◆ DIRECTION:
Please give the lines from the one containing "- svg-text:Parsell maks." through the one containing "Localize all elements." again, changing "Cucina" to "Kitchen" and leaving everything else as it is. Leave the pictures out of your answer.

::::::::

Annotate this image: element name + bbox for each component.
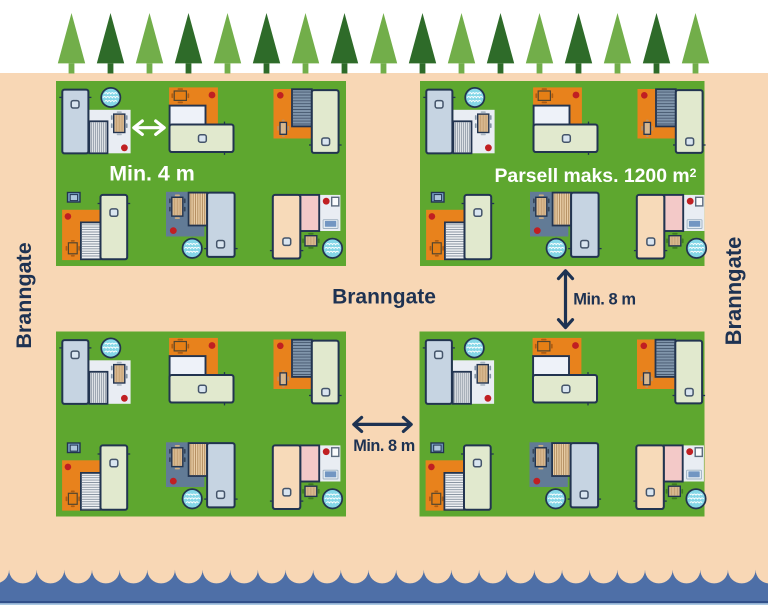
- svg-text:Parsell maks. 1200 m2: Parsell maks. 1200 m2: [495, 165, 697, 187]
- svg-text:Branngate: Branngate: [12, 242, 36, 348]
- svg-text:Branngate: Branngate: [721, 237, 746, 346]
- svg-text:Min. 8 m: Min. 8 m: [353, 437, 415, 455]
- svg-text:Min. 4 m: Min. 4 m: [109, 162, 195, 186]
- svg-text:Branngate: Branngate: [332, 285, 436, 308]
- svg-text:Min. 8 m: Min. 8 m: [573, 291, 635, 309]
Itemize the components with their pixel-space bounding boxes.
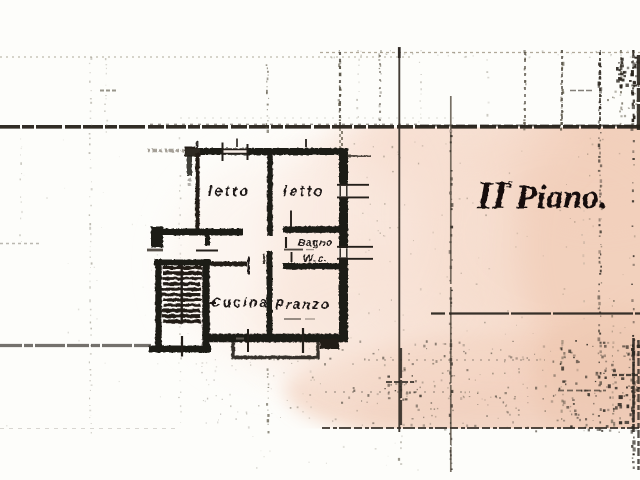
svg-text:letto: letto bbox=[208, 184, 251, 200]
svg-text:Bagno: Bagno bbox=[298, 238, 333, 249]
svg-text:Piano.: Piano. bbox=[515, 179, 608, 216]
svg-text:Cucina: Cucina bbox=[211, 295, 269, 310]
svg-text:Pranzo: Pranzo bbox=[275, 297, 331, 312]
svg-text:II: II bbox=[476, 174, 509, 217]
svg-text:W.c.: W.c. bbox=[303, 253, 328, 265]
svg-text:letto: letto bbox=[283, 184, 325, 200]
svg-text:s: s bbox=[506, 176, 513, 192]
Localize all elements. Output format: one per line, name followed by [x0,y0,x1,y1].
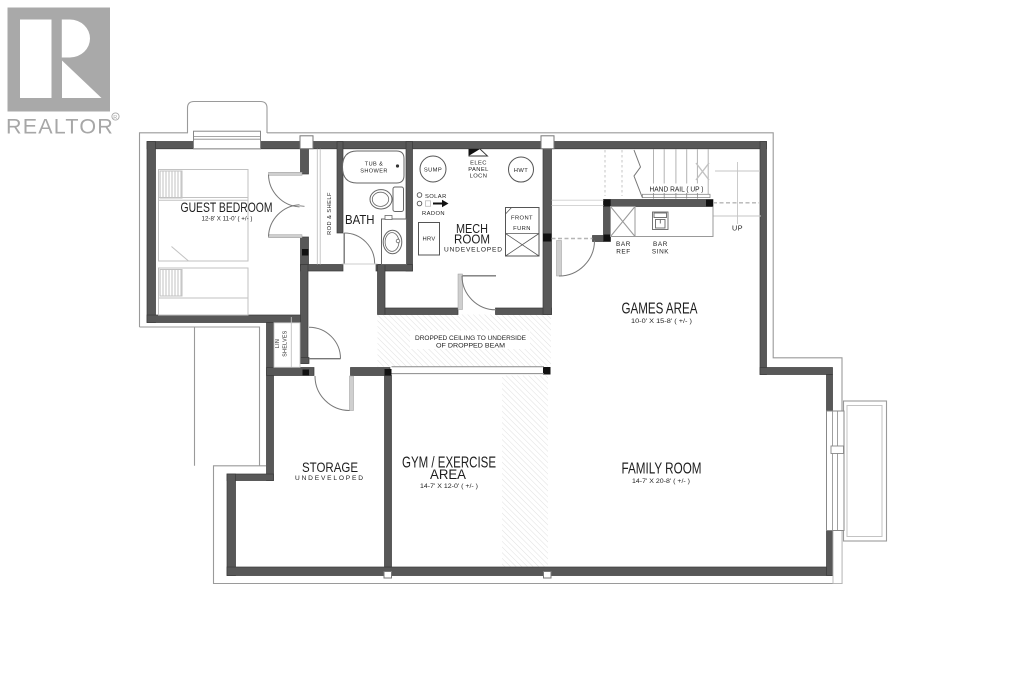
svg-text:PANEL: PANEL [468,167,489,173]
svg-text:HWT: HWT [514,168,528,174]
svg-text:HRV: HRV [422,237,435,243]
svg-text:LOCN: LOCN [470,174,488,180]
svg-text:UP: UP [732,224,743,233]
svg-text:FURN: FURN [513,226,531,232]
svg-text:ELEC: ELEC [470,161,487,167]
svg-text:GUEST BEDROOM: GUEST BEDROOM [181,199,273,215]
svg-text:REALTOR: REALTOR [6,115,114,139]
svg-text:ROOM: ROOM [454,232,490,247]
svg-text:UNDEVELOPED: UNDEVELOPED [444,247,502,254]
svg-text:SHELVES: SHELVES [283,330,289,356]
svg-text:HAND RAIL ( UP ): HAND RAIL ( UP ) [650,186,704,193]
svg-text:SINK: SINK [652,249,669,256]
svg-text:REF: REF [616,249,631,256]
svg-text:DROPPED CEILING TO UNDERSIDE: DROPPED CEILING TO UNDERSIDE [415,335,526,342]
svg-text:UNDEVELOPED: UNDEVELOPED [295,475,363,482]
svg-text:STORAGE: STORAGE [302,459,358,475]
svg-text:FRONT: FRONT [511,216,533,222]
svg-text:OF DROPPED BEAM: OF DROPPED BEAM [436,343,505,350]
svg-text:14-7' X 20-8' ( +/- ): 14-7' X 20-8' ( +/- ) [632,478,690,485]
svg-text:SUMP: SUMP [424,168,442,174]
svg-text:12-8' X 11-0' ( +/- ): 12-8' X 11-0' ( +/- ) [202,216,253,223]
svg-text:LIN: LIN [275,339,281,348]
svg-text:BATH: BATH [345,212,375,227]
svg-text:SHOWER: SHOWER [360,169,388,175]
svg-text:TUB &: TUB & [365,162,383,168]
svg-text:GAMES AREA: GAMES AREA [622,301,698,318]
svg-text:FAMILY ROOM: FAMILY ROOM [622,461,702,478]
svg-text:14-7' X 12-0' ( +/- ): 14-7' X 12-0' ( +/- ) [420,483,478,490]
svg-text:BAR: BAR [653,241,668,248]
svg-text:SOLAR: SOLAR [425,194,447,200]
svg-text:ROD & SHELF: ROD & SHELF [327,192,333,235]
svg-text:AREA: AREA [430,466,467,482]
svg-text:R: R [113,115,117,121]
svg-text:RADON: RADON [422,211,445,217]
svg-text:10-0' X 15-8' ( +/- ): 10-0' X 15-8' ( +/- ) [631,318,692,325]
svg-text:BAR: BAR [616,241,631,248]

::::::::

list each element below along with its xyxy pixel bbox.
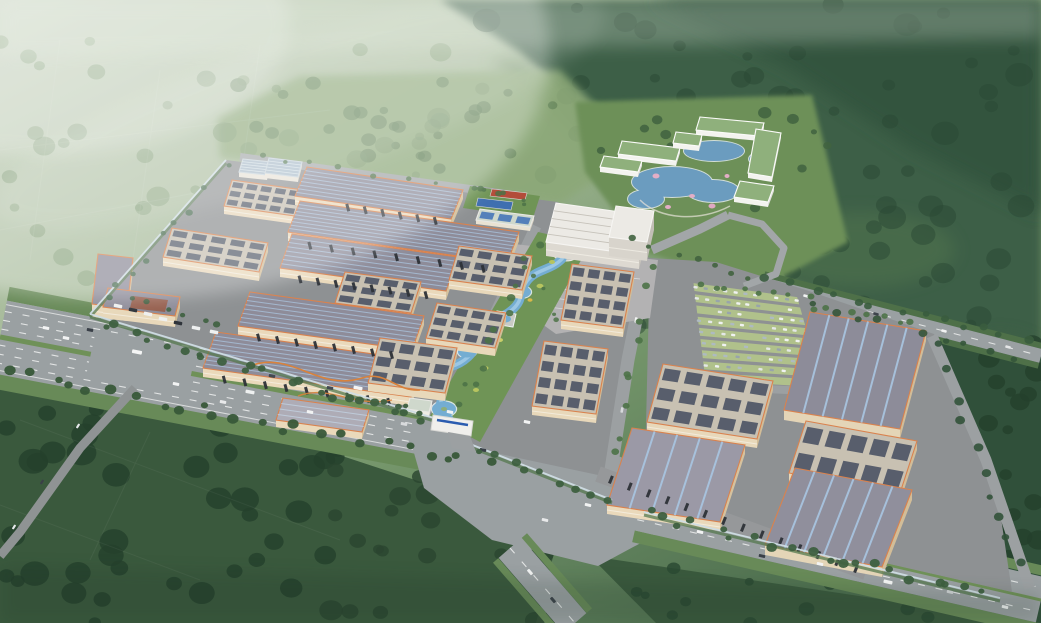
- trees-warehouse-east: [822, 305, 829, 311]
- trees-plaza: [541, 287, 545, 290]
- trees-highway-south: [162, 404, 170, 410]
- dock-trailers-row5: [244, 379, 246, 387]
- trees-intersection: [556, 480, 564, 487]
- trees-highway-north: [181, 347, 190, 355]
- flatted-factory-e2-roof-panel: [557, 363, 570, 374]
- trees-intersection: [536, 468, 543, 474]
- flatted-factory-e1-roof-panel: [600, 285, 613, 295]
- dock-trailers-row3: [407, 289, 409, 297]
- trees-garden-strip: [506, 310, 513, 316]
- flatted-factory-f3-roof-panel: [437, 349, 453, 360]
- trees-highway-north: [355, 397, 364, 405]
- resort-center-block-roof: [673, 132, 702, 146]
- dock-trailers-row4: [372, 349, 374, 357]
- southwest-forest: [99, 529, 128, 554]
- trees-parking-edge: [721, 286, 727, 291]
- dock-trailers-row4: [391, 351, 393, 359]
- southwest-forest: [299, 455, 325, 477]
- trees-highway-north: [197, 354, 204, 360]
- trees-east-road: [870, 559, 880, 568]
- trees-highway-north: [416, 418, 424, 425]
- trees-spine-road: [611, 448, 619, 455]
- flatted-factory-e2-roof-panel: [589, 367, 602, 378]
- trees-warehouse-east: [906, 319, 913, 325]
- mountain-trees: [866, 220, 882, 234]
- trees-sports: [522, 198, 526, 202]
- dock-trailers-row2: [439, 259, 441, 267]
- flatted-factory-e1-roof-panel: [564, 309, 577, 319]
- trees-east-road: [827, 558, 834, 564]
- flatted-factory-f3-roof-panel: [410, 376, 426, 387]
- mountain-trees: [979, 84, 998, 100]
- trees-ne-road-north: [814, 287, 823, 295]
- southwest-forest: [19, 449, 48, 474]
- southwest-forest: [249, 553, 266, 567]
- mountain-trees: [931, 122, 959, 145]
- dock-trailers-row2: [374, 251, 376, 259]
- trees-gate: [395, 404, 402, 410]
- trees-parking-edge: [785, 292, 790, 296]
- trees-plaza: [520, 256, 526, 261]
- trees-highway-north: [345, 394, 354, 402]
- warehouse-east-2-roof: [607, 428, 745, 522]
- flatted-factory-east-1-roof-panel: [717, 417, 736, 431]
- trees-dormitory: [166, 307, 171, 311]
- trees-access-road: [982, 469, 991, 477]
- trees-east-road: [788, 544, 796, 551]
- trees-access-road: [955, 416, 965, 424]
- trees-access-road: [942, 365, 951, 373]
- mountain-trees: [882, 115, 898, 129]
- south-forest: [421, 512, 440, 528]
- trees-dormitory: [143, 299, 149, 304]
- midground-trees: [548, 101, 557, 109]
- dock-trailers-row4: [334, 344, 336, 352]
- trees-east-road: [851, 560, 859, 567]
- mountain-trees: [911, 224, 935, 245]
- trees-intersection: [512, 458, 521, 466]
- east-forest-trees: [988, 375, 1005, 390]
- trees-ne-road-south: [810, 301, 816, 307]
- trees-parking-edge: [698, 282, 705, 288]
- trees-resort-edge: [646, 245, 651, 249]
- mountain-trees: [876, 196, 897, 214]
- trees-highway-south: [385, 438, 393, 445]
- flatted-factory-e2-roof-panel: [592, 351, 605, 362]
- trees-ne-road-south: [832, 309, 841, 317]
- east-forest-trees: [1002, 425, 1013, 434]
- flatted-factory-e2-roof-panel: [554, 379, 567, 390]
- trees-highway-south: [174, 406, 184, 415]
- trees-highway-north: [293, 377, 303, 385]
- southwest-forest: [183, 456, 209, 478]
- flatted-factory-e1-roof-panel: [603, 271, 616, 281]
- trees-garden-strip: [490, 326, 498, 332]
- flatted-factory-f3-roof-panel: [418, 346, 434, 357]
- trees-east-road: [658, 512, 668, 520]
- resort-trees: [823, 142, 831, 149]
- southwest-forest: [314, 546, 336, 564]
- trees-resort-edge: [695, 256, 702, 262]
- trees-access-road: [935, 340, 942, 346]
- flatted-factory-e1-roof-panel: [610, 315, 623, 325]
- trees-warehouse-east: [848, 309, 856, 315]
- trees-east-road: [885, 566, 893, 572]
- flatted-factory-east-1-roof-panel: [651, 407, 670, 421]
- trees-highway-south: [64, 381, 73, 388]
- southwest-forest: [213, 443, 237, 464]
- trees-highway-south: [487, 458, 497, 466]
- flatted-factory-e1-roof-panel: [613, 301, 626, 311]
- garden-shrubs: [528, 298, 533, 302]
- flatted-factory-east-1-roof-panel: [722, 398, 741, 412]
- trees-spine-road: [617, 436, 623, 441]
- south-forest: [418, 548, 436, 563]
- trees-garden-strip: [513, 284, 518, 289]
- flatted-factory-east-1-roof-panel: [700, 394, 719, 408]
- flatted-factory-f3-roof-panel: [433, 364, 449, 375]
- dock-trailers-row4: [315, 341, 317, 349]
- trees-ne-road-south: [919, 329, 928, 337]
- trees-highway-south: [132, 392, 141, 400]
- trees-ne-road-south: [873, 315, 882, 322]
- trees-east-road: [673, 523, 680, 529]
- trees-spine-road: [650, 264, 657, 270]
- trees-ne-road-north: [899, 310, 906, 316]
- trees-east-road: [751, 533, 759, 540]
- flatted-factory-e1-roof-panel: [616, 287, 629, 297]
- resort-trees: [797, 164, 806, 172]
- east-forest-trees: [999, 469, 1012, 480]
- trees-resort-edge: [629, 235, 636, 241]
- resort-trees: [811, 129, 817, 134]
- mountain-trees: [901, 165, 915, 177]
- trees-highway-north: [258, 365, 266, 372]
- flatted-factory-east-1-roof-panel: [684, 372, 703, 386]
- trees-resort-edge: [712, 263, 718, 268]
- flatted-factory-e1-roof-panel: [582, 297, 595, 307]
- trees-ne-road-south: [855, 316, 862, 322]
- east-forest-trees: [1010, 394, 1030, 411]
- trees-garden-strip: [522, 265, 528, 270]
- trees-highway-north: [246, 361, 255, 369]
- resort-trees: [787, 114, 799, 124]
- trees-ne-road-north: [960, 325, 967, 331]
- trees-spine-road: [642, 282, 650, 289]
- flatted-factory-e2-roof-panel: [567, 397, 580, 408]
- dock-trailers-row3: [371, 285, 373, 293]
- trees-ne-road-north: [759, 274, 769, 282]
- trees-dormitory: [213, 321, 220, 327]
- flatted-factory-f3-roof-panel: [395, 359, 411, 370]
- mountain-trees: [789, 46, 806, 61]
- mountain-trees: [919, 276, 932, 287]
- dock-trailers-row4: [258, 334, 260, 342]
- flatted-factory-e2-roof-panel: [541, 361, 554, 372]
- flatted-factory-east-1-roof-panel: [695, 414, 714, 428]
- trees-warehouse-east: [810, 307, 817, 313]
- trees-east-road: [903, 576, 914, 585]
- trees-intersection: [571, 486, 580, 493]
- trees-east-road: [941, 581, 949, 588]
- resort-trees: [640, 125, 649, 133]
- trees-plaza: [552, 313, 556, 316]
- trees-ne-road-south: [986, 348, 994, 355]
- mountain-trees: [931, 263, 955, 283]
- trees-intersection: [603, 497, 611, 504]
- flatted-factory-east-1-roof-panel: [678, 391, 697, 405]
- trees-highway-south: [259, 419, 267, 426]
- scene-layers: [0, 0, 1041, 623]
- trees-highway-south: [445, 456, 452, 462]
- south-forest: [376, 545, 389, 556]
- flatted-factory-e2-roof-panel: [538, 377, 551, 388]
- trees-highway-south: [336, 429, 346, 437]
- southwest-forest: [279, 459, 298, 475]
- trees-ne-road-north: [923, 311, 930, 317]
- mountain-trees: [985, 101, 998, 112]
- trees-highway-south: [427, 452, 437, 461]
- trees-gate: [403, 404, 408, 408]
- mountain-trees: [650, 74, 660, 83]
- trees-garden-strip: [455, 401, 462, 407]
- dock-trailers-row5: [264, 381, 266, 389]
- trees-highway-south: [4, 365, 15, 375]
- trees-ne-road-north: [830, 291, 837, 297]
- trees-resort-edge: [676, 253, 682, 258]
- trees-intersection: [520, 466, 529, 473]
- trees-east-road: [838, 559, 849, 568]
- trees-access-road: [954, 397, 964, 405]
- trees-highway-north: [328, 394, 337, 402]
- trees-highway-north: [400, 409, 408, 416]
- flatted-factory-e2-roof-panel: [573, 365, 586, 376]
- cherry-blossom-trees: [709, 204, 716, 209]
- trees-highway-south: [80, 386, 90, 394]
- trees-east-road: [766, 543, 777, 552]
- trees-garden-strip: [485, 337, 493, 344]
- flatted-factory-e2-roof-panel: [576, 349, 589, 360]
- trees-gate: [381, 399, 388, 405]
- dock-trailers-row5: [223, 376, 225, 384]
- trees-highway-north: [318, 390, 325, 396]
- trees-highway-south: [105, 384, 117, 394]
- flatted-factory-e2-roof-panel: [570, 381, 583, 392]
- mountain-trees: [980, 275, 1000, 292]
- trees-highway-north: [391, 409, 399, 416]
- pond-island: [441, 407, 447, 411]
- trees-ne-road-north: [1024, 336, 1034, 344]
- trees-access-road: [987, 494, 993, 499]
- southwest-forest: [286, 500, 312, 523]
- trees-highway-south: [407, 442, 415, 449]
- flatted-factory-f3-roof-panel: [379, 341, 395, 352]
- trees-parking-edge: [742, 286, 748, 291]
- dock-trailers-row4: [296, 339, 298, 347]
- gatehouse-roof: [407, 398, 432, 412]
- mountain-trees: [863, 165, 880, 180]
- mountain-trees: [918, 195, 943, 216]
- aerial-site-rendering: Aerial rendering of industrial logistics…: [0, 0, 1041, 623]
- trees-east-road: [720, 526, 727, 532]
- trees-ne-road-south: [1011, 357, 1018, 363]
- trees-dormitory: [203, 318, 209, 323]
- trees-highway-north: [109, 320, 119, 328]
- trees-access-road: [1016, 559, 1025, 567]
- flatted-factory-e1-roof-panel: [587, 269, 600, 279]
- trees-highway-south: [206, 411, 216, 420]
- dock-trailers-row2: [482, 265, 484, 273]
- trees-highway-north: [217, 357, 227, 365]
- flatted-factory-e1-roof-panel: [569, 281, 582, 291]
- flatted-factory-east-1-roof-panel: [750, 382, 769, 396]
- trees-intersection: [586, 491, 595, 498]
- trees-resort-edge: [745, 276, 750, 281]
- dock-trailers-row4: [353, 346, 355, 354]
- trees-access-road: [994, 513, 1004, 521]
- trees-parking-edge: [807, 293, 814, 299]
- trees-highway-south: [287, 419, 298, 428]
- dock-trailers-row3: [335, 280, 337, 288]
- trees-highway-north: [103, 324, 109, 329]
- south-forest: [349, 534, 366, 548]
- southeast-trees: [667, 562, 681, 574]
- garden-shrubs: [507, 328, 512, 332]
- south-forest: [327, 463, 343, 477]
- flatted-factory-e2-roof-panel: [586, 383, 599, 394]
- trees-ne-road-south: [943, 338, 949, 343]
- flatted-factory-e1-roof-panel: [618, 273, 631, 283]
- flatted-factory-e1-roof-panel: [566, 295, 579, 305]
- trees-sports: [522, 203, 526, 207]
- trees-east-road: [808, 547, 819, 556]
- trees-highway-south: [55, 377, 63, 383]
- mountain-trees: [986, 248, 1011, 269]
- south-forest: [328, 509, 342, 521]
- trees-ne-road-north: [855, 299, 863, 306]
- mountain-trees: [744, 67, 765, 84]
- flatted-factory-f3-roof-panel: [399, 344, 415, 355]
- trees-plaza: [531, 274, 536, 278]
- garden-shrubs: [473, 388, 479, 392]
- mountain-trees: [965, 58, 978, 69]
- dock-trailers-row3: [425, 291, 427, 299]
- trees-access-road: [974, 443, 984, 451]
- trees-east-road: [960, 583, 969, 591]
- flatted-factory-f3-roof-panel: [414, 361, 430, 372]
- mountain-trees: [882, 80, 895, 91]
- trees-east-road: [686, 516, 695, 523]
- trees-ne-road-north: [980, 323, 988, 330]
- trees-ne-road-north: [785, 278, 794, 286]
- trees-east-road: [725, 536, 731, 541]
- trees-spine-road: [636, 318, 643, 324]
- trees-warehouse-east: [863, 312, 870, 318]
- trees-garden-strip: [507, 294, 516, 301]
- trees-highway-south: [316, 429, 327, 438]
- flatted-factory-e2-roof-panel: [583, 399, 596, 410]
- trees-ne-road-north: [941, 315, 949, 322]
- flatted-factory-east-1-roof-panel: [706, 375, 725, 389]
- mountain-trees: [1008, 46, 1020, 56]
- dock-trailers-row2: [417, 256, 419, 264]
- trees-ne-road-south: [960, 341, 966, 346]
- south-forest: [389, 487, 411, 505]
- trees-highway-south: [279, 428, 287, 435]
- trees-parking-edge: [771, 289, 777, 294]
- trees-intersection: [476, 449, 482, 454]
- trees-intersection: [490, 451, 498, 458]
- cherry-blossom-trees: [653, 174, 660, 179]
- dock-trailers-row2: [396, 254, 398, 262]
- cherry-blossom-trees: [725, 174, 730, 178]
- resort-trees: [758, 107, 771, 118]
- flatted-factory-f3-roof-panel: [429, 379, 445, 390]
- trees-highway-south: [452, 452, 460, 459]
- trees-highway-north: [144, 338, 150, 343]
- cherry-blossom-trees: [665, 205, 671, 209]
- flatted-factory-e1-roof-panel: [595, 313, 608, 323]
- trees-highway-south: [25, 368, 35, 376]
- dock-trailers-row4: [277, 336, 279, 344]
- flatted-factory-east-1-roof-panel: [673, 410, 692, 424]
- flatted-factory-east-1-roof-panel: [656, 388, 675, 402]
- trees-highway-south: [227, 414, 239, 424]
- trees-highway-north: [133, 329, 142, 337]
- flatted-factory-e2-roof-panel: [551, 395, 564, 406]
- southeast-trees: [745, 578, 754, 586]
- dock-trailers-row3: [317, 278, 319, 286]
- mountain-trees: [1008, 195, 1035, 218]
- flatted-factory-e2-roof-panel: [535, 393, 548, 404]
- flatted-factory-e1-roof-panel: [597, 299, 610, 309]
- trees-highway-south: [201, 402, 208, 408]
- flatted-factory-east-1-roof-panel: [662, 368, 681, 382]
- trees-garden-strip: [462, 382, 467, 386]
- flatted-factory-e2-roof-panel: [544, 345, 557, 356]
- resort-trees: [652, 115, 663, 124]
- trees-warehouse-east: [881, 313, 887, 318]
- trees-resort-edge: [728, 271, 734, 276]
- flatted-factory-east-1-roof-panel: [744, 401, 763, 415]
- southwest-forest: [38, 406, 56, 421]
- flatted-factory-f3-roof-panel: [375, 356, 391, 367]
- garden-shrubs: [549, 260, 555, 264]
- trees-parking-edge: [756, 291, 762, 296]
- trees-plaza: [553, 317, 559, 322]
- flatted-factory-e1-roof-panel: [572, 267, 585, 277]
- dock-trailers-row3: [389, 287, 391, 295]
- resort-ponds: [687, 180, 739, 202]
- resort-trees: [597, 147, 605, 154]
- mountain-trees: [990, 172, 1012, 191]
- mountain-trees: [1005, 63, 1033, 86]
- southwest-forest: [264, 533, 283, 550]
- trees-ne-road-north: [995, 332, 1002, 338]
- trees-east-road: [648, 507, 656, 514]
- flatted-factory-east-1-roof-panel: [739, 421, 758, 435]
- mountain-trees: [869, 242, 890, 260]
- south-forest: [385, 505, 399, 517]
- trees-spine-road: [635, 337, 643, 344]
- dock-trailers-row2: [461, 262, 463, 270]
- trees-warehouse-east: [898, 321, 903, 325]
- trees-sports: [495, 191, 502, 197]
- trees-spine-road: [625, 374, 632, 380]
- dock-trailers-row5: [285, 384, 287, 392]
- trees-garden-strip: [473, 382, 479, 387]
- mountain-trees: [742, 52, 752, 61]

::::::::

◆ EXERCISE OUTPUT:
- svg-text:Parsell maks. 1200 m2: Parsell maks. 1200 m2: [495, 165, 697, 187]
- svg-text:Branngate: Branngate: [12, 242, 36, 348]
- svg-text:Branngate: Branngate: [721, 237, 746, 346]
- svg-text:Min. 8 m: Min. 8 m: [353, 437, 415, 455]
- svg-text:Min. 4 m: Min. 4 m: [109, 162, 195, 186]
- svg-text:Branngate: Branngate: [332, 285, 436, 308]
- svg-text:Min. 8 m: Min. 8 m: [573, 291, 635, 309]
Itemize the components with their pixel-space bounding boxes.
svg-text:letto: letto bbox=[208, 184, 251, 200]
svg-text:Bagno: Bagno bbox=[298, 238, 333, 249]
svg-text:Piano.: Piano. bbox=[515, 179, 608, 216]
svg-text:Kitchen: Kitchen bbox=[211, 295, 269, 310]
svg-text:Pranzo: Pranzo bbox=[275, 297, 331, 312]
svg-text:II: II bbox=[476, 174, 509, 217]
svg-text:W.c.: W.c. bbox=[303, 253, 328, 265]
svg-text:letto: letto bbox=[283, 184, 325, 200]
svg-text:s: s bbox=[506, 176, 513, 192]
Localize all elements. Output format: one per line, name followed by [x0,y0,x1,y1].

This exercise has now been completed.